Chart and figure data
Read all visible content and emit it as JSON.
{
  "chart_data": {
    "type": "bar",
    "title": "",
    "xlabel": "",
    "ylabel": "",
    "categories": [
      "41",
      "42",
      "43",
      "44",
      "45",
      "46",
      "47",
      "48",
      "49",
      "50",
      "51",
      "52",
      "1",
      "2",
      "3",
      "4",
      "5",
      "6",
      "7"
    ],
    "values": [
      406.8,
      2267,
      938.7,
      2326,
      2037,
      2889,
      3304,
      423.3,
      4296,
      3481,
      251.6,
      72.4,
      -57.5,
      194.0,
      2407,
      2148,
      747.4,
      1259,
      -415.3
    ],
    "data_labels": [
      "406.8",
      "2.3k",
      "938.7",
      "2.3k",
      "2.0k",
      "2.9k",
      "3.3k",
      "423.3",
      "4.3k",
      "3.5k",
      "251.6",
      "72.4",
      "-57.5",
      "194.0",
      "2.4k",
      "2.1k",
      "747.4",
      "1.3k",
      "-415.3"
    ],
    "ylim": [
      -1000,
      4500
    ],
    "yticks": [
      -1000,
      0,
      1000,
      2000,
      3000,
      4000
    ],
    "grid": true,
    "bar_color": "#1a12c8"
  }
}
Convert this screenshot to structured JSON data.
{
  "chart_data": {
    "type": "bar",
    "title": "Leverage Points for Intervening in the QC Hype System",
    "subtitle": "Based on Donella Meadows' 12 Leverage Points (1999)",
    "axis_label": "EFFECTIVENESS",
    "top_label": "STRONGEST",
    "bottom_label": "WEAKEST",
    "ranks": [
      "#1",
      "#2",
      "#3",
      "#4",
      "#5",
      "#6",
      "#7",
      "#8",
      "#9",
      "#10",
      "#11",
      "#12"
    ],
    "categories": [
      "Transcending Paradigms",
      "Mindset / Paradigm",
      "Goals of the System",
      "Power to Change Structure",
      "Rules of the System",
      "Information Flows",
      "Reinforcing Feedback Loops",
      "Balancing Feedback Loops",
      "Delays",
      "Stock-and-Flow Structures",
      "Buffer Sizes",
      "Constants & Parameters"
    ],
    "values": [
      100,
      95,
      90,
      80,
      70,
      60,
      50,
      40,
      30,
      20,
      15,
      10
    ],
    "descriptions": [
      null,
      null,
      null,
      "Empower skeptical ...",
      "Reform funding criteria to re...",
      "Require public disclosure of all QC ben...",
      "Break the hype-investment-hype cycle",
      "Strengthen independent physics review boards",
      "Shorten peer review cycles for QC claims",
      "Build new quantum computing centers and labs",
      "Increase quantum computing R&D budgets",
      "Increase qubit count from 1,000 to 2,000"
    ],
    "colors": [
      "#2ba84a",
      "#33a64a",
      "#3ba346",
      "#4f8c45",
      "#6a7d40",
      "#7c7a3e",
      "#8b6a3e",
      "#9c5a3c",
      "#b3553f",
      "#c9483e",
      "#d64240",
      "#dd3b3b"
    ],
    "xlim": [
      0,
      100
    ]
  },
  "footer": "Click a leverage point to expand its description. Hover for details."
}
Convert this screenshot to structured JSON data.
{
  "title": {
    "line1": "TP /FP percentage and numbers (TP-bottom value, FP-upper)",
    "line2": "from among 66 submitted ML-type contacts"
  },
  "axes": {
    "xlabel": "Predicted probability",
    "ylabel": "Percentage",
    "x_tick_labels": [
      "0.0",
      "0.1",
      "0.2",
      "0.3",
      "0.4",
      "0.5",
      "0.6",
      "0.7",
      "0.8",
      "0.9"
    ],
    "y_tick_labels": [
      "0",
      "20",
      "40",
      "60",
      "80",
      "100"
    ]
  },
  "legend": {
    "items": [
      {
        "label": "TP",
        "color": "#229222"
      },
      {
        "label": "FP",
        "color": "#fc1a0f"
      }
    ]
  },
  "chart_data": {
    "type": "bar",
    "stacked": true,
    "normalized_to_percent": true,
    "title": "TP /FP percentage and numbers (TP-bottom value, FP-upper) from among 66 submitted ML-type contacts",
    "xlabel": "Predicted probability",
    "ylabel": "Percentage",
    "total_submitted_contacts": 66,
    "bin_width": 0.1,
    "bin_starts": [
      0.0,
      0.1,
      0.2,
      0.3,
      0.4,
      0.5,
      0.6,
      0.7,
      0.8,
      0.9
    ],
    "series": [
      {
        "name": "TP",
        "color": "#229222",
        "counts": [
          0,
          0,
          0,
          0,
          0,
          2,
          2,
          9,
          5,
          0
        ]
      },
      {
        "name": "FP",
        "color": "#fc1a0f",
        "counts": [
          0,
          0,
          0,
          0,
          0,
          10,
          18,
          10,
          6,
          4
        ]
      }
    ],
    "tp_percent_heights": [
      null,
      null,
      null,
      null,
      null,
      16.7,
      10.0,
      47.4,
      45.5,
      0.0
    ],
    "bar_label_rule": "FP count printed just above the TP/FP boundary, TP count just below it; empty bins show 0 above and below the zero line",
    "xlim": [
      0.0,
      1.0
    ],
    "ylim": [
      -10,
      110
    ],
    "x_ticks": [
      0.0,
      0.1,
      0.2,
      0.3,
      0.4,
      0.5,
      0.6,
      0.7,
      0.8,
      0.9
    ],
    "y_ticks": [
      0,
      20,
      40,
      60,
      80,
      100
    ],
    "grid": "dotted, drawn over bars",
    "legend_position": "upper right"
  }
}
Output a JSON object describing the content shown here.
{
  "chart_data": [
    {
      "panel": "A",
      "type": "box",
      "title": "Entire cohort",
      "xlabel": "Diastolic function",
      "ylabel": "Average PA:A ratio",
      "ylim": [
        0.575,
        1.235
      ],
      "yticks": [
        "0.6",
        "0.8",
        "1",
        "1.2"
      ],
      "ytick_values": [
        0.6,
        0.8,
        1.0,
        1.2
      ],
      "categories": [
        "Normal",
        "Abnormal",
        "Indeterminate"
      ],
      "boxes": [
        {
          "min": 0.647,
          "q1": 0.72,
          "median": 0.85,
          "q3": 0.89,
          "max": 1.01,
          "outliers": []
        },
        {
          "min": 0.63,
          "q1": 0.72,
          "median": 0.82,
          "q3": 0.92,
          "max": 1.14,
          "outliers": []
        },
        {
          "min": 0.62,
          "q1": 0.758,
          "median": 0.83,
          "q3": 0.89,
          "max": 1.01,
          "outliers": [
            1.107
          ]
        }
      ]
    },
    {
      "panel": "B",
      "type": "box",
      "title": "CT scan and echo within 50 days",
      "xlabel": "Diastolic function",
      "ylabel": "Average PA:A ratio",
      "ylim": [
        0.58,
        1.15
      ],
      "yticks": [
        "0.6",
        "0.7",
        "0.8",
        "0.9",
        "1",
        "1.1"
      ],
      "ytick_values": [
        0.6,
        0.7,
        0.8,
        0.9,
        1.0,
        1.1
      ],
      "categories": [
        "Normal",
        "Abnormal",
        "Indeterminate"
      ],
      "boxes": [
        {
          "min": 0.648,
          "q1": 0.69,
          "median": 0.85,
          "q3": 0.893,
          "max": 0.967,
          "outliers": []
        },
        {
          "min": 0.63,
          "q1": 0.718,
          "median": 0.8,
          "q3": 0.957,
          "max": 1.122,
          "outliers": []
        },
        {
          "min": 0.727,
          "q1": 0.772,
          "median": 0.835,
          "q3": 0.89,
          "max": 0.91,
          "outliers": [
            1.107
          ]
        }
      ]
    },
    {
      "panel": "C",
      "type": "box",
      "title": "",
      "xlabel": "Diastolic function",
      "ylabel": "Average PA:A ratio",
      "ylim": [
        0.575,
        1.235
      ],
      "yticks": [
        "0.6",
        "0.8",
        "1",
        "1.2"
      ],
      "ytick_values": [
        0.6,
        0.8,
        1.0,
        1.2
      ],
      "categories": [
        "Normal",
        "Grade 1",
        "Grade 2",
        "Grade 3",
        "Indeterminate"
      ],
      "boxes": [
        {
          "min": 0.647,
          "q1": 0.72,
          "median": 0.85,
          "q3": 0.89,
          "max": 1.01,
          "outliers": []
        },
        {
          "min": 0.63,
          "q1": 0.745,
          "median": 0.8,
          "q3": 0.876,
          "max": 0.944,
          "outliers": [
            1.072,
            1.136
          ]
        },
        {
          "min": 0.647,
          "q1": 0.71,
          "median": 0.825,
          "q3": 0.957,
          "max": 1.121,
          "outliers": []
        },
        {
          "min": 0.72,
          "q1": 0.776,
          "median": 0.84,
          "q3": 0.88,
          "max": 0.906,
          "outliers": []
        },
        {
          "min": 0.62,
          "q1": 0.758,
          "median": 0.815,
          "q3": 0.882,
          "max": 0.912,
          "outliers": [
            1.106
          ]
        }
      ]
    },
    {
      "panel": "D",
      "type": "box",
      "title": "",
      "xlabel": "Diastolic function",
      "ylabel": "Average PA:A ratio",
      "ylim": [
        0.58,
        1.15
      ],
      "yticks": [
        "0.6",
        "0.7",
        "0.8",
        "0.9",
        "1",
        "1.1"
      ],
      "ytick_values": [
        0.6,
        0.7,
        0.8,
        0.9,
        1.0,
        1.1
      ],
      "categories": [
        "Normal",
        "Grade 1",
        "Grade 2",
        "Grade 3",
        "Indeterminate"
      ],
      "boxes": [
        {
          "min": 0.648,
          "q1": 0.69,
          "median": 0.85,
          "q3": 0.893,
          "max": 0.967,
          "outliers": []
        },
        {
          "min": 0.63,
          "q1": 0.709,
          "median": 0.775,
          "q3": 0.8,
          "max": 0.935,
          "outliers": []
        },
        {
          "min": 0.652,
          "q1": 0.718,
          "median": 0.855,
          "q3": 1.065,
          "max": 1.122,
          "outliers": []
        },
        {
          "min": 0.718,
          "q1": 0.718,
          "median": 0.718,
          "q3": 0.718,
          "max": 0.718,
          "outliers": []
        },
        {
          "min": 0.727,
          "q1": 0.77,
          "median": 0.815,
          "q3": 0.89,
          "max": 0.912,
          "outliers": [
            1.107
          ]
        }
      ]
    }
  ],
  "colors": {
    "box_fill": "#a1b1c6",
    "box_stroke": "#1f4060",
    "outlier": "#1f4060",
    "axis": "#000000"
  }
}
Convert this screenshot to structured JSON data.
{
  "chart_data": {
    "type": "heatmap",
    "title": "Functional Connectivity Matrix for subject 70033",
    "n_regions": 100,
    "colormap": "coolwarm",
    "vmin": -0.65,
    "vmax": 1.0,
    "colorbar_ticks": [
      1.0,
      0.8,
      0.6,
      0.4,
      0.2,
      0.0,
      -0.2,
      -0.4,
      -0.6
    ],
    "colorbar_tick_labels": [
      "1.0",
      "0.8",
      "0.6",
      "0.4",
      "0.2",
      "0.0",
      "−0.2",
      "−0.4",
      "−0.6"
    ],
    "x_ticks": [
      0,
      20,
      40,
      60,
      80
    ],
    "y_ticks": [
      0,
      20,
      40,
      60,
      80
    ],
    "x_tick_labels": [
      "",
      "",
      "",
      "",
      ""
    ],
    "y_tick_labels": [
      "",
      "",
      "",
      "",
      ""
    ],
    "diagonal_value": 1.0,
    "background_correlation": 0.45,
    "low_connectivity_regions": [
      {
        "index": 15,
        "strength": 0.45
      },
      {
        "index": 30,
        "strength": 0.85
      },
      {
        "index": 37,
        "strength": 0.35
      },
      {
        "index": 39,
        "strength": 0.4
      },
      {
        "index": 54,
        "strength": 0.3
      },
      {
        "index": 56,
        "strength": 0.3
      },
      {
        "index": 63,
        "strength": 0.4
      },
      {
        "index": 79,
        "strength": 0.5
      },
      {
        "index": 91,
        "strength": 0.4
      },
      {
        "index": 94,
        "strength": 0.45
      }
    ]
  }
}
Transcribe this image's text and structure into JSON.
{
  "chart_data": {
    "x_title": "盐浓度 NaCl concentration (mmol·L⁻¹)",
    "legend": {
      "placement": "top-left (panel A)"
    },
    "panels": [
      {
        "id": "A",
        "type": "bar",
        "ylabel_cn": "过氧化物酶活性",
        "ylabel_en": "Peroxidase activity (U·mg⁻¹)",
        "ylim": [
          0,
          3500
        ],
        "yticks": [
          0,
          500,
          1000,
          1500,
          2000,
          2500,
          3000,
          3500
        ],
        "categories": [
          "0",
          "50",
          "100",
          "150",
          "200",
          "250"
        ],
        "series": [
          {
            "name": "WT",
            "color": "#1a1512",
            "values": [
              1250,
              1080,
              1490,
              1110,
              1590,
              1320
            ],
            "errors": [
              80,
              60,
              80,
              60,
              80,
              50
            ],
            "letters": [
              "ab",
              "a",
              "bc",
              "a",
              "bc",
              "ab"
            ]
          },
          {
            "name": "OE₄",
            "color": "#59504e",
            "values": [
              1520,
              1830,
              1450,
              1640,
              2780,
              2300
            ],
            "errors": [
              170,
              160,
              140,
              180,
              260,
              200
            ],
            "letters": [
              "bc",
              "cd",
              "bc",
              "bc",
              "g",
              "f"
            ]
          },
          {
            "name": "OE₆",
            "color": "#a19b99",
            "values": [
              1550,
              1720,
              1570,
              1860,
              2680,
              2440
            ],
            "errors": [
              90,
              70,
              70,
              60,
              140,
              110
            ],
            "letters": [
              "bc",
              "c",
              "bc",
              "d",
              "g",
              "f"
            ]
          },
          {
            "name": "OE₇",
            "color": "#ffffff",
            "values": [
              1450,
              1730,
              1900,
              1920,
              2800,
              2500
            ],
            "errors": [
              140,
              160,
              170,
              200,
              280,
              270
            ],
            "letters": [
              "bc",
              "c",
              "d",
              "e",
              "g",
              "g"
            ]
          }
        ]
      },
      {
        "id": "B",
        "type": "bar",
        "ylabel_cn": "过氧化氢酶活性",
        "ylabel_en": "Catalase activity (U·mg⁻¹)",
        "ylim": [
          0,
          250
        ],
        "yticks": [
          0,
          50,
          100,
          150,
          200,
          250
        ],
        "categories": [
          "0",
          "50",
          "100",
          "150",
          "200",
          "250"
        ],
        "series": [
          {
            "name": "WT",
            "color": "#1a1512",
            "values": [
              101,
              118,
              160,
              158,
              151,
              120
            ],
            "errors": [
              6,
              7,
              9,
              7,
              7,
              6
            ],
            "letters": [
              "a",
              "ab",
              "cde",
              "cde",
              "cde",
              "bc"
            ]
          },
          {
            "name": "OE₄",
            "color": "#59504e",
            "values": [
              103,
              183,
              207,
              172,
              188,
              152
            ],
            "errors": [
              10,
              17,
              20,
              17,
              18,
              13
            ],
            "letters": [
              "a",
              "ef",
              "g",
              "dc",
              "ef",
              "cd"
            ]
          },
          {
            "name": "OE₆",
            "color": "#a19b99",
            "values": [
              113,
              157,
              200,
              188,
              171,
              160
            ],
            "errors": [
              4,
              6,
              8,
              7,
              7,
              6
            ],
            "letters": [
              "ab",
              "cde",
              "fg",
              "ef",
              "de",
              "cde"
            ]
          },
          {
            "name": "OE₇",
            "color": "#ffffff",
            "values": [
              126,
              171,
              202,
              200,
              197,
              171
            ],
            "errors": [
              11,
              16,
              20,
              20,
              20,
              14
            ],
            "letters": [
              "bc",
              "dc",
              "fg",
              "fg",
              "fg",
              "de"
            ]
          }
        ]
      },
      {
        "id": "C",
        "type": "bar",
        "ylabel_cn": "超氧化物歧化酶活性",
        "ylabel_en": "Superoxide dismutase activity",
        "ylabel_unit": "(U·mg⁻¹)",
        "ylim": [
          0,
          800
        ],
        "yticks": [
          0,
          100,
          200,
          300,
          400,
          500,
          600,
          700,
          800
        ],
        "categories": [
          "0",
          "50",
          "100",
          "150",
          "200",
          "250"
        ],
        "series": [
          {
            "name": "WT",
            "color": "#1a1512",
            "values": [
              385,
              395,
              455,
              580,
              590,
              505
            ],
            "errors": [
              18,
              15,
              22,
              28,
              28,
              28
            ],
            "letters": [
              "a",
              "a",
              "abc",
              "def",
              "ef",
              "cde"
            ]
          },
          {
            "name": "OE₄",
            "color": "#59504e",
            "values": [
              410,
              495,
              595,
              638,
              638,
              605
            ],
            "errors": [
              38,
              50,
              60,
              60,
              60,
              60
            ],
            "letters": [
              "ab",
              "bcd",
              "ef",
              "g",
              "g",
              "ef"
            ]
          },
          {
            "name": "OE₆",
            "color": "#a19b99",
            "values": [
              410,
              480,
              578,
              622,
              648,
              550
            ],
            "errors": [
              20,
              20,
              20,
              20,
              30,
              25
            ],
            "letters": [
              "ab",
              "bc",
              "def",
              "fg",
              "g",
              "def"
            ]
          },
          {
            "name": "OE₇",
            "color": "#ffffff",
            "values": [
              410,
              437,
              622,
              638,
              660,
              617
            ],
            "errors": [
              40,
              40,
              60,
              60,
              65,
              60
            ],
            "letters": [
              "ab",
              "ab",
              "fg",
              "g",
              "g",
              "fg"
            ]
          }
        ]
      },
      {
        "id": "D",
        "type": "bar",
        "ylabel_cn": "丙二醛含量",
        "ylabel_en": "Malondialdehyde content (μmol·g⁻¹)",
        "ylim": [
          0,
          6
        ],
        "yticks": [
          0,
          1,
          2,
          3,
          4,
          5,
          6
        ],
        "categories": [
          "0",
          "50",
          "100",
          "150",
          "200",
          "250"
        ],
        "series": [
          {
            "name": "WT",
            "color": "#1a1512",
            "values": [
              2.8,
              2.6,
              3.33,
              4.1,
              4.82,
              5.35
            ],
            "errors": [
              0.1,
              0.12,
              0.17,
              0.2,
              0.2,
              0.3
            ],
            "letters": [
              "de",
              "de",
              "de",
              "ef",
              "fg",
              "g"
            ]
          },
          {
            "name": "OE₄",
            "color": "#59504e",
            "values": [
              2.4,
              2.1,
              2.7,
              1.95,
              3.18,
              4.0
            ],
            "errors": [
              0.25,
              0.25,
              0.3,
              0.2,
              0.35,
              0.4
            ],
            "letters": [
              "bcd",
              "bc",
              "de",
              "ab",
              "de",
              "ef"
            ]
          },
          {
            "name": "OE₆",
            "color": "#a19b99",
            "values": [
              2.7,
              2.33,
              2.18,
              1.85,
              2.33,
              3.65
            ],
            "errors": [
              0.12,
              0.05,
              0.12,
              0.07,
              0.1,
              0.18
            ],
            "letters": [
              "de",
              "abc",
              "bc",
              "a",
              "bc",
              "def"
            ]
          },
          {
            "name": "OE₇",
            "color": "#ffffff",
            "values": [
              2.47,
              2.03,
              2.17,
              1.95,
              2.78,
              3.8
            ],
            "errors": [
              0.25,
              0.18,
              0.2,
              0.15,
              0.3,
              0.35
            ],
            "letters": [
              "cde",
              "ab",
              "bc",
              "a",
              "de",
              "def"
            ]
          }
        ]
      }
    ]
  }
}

- _What the task asks_:
Give only the number of lines in the data that hold the word "true".

- _Result for this exercise_:
3